[START]

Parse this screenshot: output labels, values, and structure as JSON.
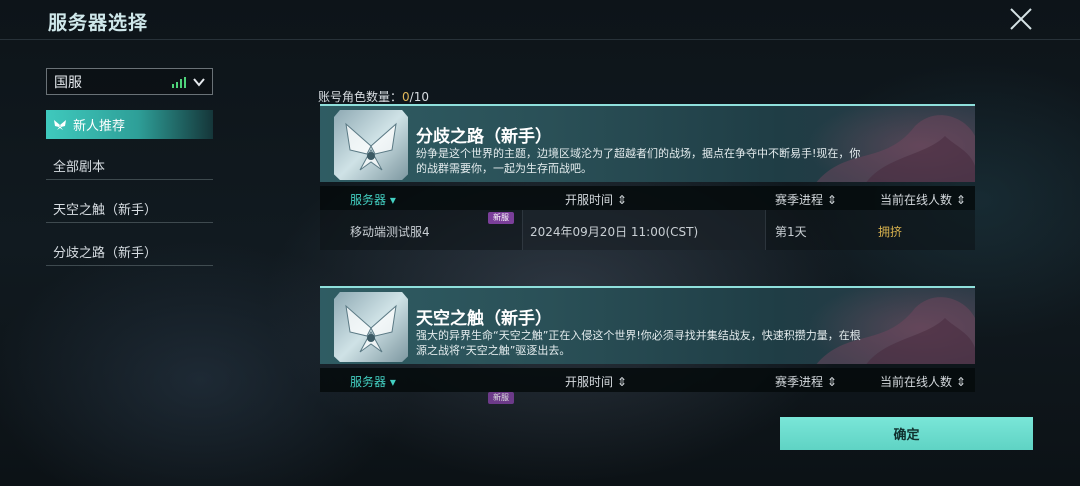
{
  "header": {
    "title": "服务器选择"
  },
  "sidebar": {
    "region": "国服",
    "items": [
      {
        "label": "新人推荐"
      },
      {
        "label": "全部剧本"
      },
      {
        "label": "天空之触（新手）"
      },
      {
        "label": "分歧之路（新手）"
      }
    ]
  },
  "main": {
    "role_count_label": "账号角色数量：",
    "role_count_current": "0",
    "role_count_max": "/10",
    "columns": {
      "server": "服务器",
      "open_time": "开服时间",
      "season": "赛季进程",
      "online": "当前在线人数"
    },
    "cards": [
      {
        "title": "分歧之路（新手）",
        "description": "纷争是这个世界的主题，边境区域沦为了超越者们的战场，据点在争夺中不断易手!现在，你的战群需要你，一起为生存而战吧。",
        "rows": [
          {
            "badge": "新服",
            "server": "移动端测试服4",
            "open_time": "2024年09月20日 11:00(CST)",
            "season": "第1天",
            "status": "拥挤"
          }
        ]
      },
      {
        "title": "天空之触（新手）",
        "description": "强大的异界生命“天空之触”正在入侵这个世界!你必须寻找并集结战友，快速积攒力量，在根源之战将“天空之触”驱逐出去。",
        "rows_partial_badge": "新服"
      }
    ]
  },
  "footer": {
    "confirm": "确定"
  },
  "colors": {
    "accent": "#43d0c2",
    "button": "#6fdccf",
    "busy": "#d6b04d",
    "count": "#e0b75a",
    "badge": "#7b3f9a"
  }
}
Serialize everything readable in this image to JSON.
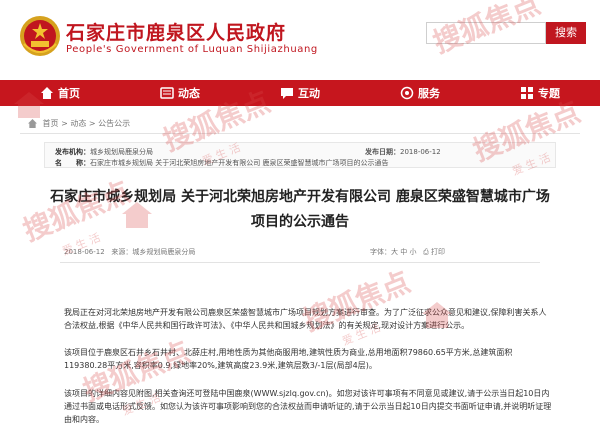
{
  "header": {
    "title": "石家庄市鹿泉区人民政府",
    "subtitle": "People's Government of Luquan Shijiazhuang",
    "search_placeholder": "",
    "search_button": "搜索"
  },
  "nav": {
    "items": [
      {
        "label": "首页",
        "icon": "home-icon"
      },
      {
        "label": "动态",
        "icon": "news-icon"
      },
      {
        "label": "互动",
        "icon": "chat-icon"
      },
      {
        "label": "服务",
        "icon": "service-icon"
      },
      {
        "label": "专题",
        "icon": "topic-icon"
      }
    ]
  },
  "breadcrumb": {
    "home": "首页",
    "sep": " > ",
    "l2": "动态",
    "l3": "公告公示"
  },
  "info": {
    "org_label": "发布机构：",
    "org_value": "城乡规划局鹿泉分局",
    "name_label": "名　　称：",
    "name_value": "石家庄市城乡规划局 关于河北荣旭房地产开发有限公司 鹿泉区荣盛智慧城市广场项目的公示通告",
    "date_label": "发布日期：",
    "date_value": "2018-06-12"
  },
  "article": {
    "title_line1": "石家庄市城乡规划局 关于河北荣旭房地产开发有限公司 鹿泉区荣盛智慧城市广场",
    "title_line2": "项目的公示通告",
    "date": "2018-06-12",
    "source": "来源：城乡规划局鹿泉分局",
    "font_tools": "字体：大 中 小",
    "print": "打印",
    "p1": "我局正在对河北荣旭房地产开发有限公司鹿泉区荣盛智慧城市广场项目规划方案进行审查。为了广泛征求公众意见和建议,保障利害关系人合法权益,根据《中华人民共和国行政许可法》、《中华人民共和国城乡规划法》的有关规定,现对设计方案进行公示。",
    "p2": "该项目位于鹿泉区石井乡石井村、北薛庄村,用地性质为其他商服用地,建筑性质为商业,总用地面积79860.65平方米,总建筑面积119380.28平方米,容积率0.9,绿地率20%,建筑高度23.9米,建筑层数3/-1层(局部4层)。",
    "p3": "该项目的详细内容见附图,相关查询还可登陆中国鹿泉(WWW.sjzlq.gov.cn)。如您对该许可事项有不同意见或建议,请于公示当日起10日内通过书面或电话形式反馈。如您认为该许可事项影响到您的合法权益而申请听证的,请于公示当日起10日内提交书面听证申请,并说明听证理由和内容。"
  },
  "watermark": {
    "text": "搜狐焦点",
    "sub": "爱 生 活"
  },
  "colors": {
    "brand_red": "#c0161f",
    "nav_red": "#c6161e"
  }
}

[END]

[Exercise goal]
Within the entries above, report how many lines include "description", and keep the answer to the number.

[Solved exercise]
2